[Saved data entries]
[Start]
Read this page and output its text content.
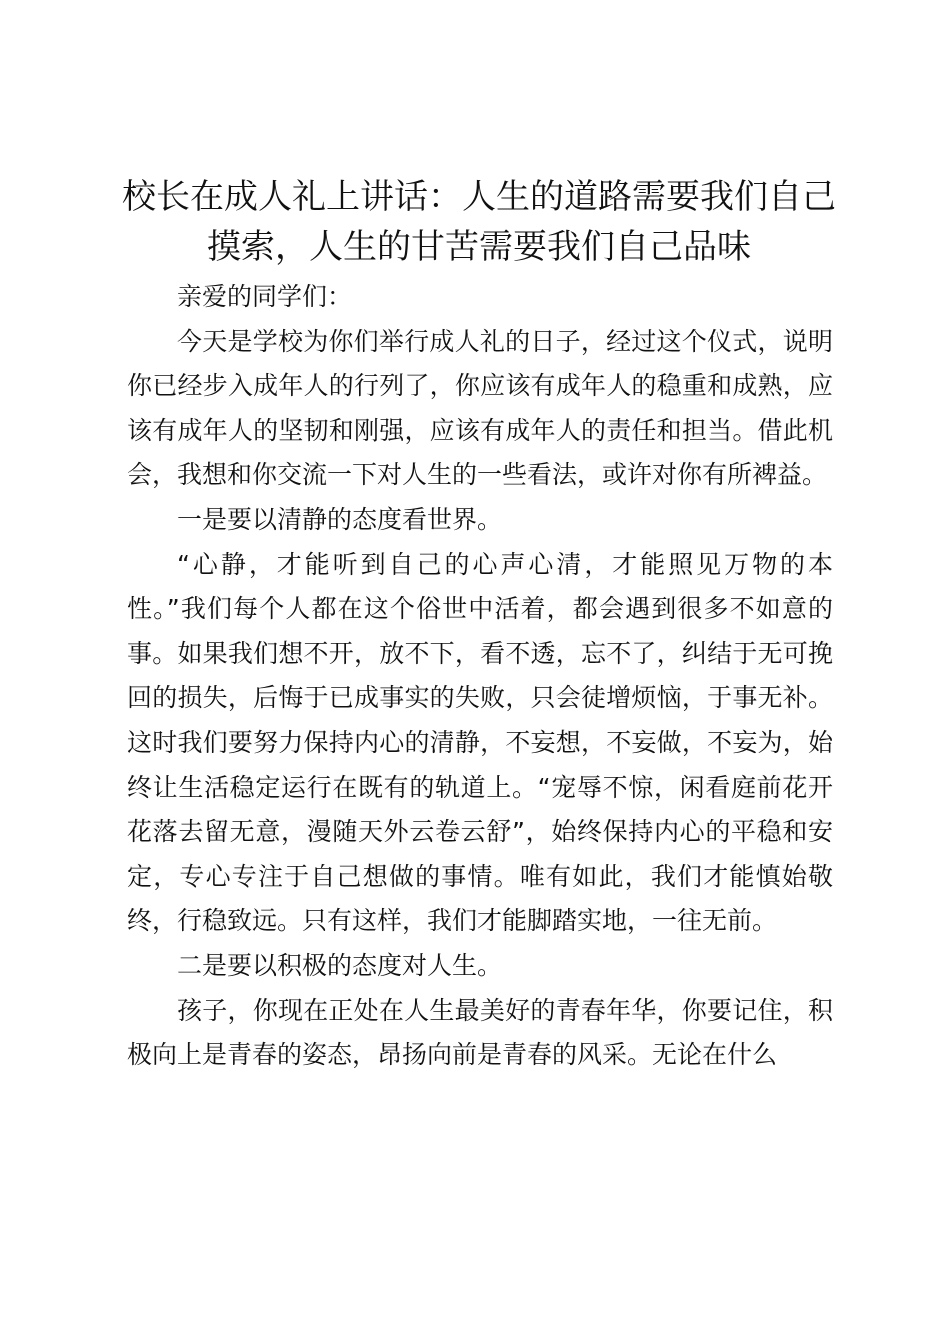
校长在成人礼上讲话：人生的道路需要我们自己摸索，人生的甘苦需要我们自己品味

亲爱的同学们：

今天是学校为你们举行成人礼的日子，经过这个仪式，说明你已经步入成年人的行列了，你应该有成年人的稳重和成熟，应该有成年人的坚韧和刚强，应该有成年人的责任和担当。借此机会，我想和你交流一下对人生的一些看法，或许对你有所裨益。

一是要以清静的态度看世界。

“心静，才能听到自己的心声心清，才能照见万物的本性。”我们每个人都在这个俗世中活着，都会遇到很多不如意的事。如果我们想不开，放不下，看不透，忘不了，纠结于无可挽回的损失，后悔于已成事实的失败，只会徒增烦恼，于事无补。这时我们要努力保持内心的清静，不妄想，不妄做，不妄为，始终让生活稳定运行在既有的轨道上。“宠辱不惊，闲看庭前花开花落去留无意，漫随天外云卷云舒”，始终保持内心的平稳和安定，专心专注于自己想做的事情。唯有如此，我们才能慎始敬终，行稳致远。只有这样，我们才能脚踏实地，一往无前。

二是要以积极的态度对人生。

孩子，你现在正处在人生最美好的青春年华，你要记住，积极向上是青春的姿态，昂扬向前是青春的风采。无论在什么
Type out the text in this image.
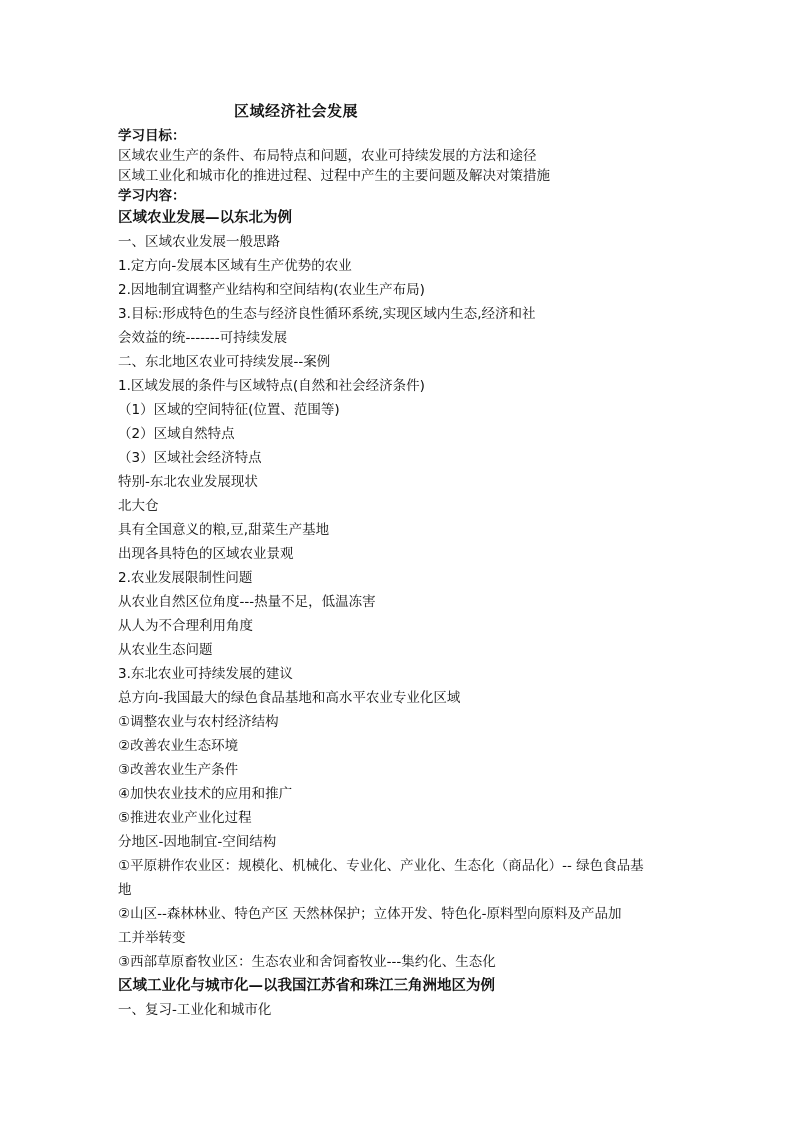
区域经济社会发展
学习目标：
区域农业生产的条件、布局特点和问题，农业可持续发展的方法和途径
区域工业化和城市化的推进过程、过程中产生的主要问题及解决对策措施
学习内容：
区域农业发展—以东北为例
一、区域农业发展一般思路
1.定方向-发展本区域有生产优势的农业
2.因地制宜调整产业结构和空间结构(农业生产布局)
3.目标:形成特色的生态与经济良性循环系统,实现区域内生态,经济和社
会效益的统-------可持续发展
二、东北地区农业可持续发展--案例
1.区域发展的条件与区域特点(自然和社会经济条件)
（1）区域的空间特征(位置、范围等)
（2）区域自然特点
（3）区域社会经济特点
特别-东北农业发展现状
北大仓
具有全国意义的粮,豆,甜菜生产基地
出现各具特色的区域农业景观
2.农业发展限制性问题
从农业自然区位角度---热量不足，低温冻害
从人为不合理利用角度
从农业生态问题
3.东北农业可持续发展的建议
总方向-我国最大的绿色食品基地和高水平农业专业化区域
①调整农业与农村经济结构
②改善农业生态环境
③改善农业生产条件
④加快农业技术的应用和推广
⑤推进农业产业化过程
分地区-因地制宜-空间结构
①平原耕作农业区：规模化、机械化、专业化、产业化、生态化（商品化）-- 绿色食品基
地
②山区--森林林业、特色产区 天然林保护；立体开发、特色化-原料型向原料及产品加
工并举转变
③西部草原畜牧业区：生态农业和舍饲畜牧业---集约化、生态化
区域工业化与城市化—以我国江苏省和珠江三角洲地区为例
一、复习-工业化和城市化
[End]
**Given task:** Output all of the entries verbatim, leaving out any images.

**The solution:**
Read this page and output its text content.
校长在成人礼上讲话：人生的道路需要我们自己摸索，人生的甘苦需要我们自己品味

亲爱的同学们：

今天是学校为你们举行成人礼的日子，经过这个仪式，说明你已经步入成年人的行列了，你应该有成年人的稳重和成熟，应该有成年人的坚韧和刚强，应该有成年人的责任和担当。借此机会，我想和你交流一下对人生的一些看法，或许对你有所裨益。

一是要以清静的态度看世界。

“心静，才能听到自己的心声心清，才能照见万物的本性。”我们每个人都在这个俗世中活着，都会遇到很多不如意的事。如果我们想不开，放不下，看不透，忘不了，纠结于无可挽回的损失，后悔于已成事实的失败，只会徒增烦恼，于事无补。这时我们要努力保持内心的清静，不妄想，不妄做，不妄为，始终让生活稳定运行在既有的轨道上。“宠辱不惊，闲看庭前花开花落去留无意，漫随天外云卷云舒”，始终保持内心的平稳和安定，专心专注于自己想做的事情。唯有如此，我们才能慎始敬终，行稳致远。只有这样，我们才能脚踏实地，一往无前。

二是要以积极的态度对人生。

孩子，你现在正处在人生最美好的青春年华，你要记住，积极向上是青春的姿态，昂扬向前是青春的风采。无论在什么
Type out the text in this image.
区域经济社会发展
学习目标：
区域农业生产的条件、布局特点和问题，农业可持续发展的方法和途径
区域工业化和城市化的推进过程、过程中产生的主要问题及解决对策措施
学习内容：
区域农业发展—以东北为例
一、区域农业发展一般思路
1.定方向-发展本区域有生产优势的农业
2.因地制宜调整产业结构和空间结构(农业生产布局)
3.目标:形成特色的生态与经济良性循环系统,实现区域内生态,经济和社
会效益的统-------可持续发展
二、东北地区农业可持续发展--案例
1.区域发展的条件与区域特点(自然和社会经济条件)
（1）区域的空间特征(位置、范围等)
（2）区域自然特点
（3）区域社会经济特点
特别-东北农业发展现状
北大仓
具有全国意义的粮,豆,甜菜生产基地
出现各具特色的区域农业景观
2.农业发展限制性问题
从农业自然区位角度---热量不足，低温冻害
从人为不合理利用角度
从农业生态问题
3.东北农业可持续发展的建议
总方向-我国最大的绿色食品基地和高水平农业专业化区域
①调整农业与农村经济结构
②改善农业生态环境
③改善农业生产条件
④加快农业技术的应用和推广
⑤推进农业产业化过程
分地区-因地制宜-空间结构
①平原耕作农业区：规模化、机械化、专业化、产业化、生态化（商品化）-- 绿色食品基
地
②山区--森林林业、特色产区 天然林保护；立体开发、特色化-原料型向原料及产品加
工并举转变
③西部草原畜牧业区：生态农业和舍饲畜牧业---集约化、生态化
区域工业化与城市化—以我国江苏省和珠江三角洲地区为例
一、复习-工业化和城市化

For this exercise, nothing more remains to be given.